● **Obiettivo A**:
Secondo il testo su Crispino e la comare, in quale città e in quale mese e anno l'opera fu eseguita per la prima volta?

● **Testo sorgente**:
Opera • L’opera dei fratelli Luigi e Federico Ricci, piacevole melodramma “fantastico-giocoso”, è andata in scena al Festival della Valle d’Itria
di Luca Chierici
Ha alle spalle una storia iniziale di grandi successi, in un’epoca in cui il confine tra musica d’arte e musica di strada o “leggera” che dir si voglia era davvero molto esiguo, almeno in Italia. Ed ora è felicemente riapprodato sul palcoscenico del Palazzo Ducale di Martina Franca il piacevole melodramma “fantastico-giocoso” Crispino e la comare dei fratelli Luigi e Federico Ricci, eseguito per la prima volta a Venezia nel febbraio del 1850. I due Ricci creano abilmente un prodotto che riesce a dire qualcosa di nuovo in una miscela complessa di elementi che attingono al fantastico, al teatro dialettale, servendosi anche dell’efficace libretto messo a punto da Francesco Maria Piave. Ma la loro attenzione è puntata sull’allora già ben consolidata tradizione dell’opera buffa rossiniana e donizettiana e ancor di più su una ben più consistente produzione tipica della commedia napoletana del Settecento e dei primi decenni dell’Ottocento (ma anche più in là, con autori come Cagnoni e Pedrotti), i cui esemplari manoscritti se ne stanno in gran parte a dormire sonni tranquilli nelle capienti sale della Biblioteca di San Pietro a Majella.

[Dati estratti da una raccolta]
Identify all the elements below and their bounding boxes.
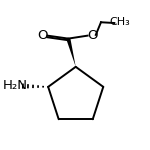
Text: O: O <box>87 29 97 42</box>
Polygon shape <box>66 38 76 67</box>
Text: O: O <box>37 29 47 42</box>
Text: CH₃: CH₃ <box>110 17 130 27</box>
Text: H₂N: H₂N <box>3 79 28 92</box>
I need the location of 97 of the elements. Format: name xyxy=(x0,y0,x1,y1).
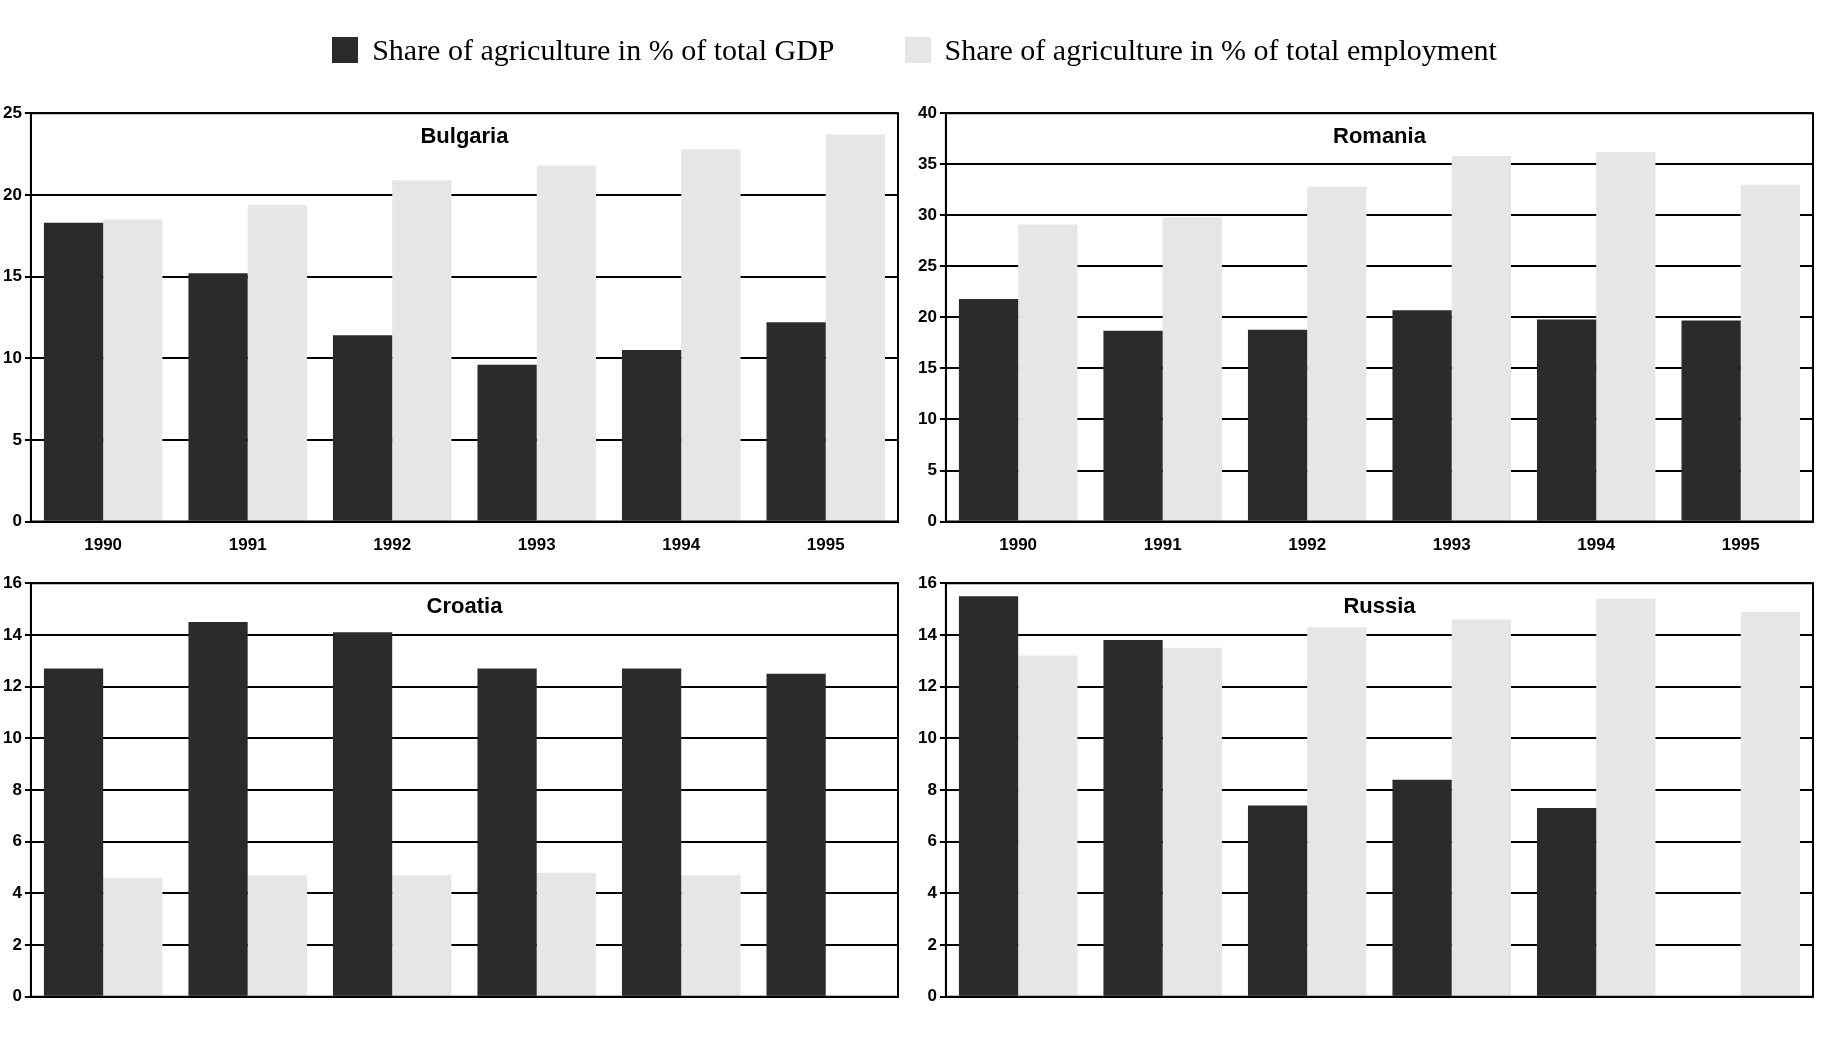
bar xyxy=(766,673,826,996)
bar xyxy=(1307,186,1367,521)
bar xyxy=(332,632,393,996)
y-tick-label: 30 xyxy=(917,204,937,224)
y-tick-label: 25 xyxy=(2,102,22,122)
y-tick-label: 10 xyxy=(2,727,22,747)
bar xyxy=(621,350,682,521)
y-tick-label: 14 xyxy=(2,624,23,644)
bar xyxy=(1451,619,1511,996)
y-tick-label: 5 xyxy=(12,429,22,449)
bar xyxy=(247,875,307,996)
bar xyxy=(621,668,682,996)
y-tick-label: 0 xyxy=(12,511,22,531)
bar xyxy=(103,877,163,996)
bar xyxy=(1740,184,1800,521)
y-tick-label: 25 xyxy=(917,256,937,276)
y-tick-label: 0 xyxy=(12,986,22,1006)
y-tick-label: 35 xyxy=(917,153,937,173)
y-tick-label: 4 xyxy=(927,883,938,903)
y-tick-label: 10 xyxy=(2,347,22,367)
text: Bulgaria xyxy=(420,123,510,149)
y-tick-label: 12 xyxy=(917,676,937,696)
bar xyxy=(1536,319,1597,521)
bar xyxy=(1392,310,1452,521)
bar xyxy=(681,149,741,521)
x-tick-label: 1993 xyxy=(1432,535,1471,555)
bar xyxy=(43,668,104,996)
bar xyxy=(536,872,596,996)
bar xyxy=(188,273,248,521)
bar xyxy=(247,204,307,521)
bar xyxy=(1247,329,1308,521)
y-tick-label: 14 xyxy=(917,624,938,644)
bar xyxy=(681,875,741,996)
bar xyxy=(1596,598,1656,996)
text: Croatia xyxy=(426,593,504,619)
y-tick-label: 10 xyxy=(917,409,937,429)
bar xyxy=(477,364,537,521)
x-tick-label: 1991 xyxy=(228,535,267,555)
bar xyxy=(1681,320,1741,521)
bar xyxy=(1247,805,1308,996)
bar xyxy=(1103,640,1163,996)
bar xyxy=(1536,808,1597,996)
x-tick-label: 1995 xyxy=(1721,535,1760,555)
text: Russia xyxy=(1343,593,1417,619)
y-tick-label: 20 xyxy=(2,184,22,204)
legend-label: Share of agriculture in % of total GDP xyxy=(372,33,835,67)
bar xyxy=(1451,156,1511,521)
bar xyxy=(392,180,452,521)
y-tick-label: 10 xyxy=(917,727,937,747)
bar xyxy=(1018,224,1078,521)
y-tick-label: 2 xyxy=(12,934,22,954)
bar xyxy=(766,322,826,521)
y-tick-label: 2 xyxy=(927,934,937,954)
bar xyxy=(958,299,1019,521)
y-tick-label: 12 xyxy=(2,676,22,696)
bar xyxy=(188,621,248,996)
x-tick-label: 1994 xyxy=(662,535,701,555)
y-tick-label: 20 xyxy=(917,307,937,327)
y-tick-label: 8 xyxy=(927,779,937,799)
y-tick-label: 16 xyxy=(917,572,937,592)
y-tick-label: 0 xyxy=(927,986,937,1006)
x-tick-label: 1991 xyxy=(1143,535,1182,555)
bar xyxy=(43,222,104,521)
bar xyxy=(332,335,393,521)
x-tick-label: 1990 xyxy=(84,535,123,555)
y-tick-label: 6 xyxy=(927,831,937,851)
bar xyxy=(1392,779,1452,996)
bar xyxy=(1307,627,1367,996)
x-tick-label: 1990 xyxy=(999,535,1038,555)
bar xyxy=(392,875,452,996)
y-tick-label: 5 xyxy=(927,460,937,480)
bar xyxy=(1103,330,1163,521)
legend-label: Share of agriculture in % of total employment xyxy=(944,33,1497,67)
bar xyxy=(825,134,885,521)
y-tick-label: 8 xyxy=(12,779,22,799)
x-tick-label: 1993 xyxy=(517,535,556,555)
text: Romania xyxy=(1332,123,1427,149)
y-tick-label: 6 xyxy=(12,831,22,851)
y-tick-label: 0 xyxy=(927,511,937,531)
bar xyxy=(1018,655,1078,996)
bar xyxy=(1162,647,1222,996)
bar xyxy=(1596,152,1656,521)
bar xyxy=(103,219,163,521)
y-tick-label: 15 xyxy=(917,358,937,378)
x-tick-label: 1992 xyxy=(1288,535,1327,555)
bar xyxy=(477,668,537,996)
y-tick-label: 16 xyxy=(2,572,22,592)
bar xyxy=(1162,217,1222,521)
x-tick-label: 1992 xyxy=(373,535,412,555)
y-tick-label: 15 xyxy=(2,266,22,286)
bar xyxy=(958,596,1019,996)
bar xyxy=(536,165,596,521)
y-tick-label: 4 xyxy=(12,883,23,903)
y-tick-label: 40 xyxy=(917,102,937,122)
x-tick-label: 1994 xyxy=(1577,535,1616,555)
bar xyxy=(1740,611,1800,996)
x-tick-label: 1995 xyxy=(806,535,845,555)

● **Obiettivo B**:
Formatta come tabella Markdown, con le colonne «N.» e «Riga», le righe dei record dall'inizio fino alla riga con "I need the location", inclusa. Escludi le immagini dalla tabella.

● **Output corretto A**:
A Venezia, nel febbraio del 1850.

● **Output corretto B**:
| N. | Riga |
|---|---|
| 1 | Identify all the elements below and their bounding boxes. |
| 2 | Text: O: O <box>87 29 97 42</box> |
| 3 | Polygon shape <box>66 38 76 67</box> |
| 4 | Text: O: O <box>37 29 47 42</box> |
| 5 | Text: CH₃: CH₃ <box>110 17 130 27</box> |
| 6 | Text: H₂N: H₂N <box>3 79 28 92</box> |
| 7 | I need the location of 97 of the elements. Format: name xyxy=(x0,y0,x1,y1). |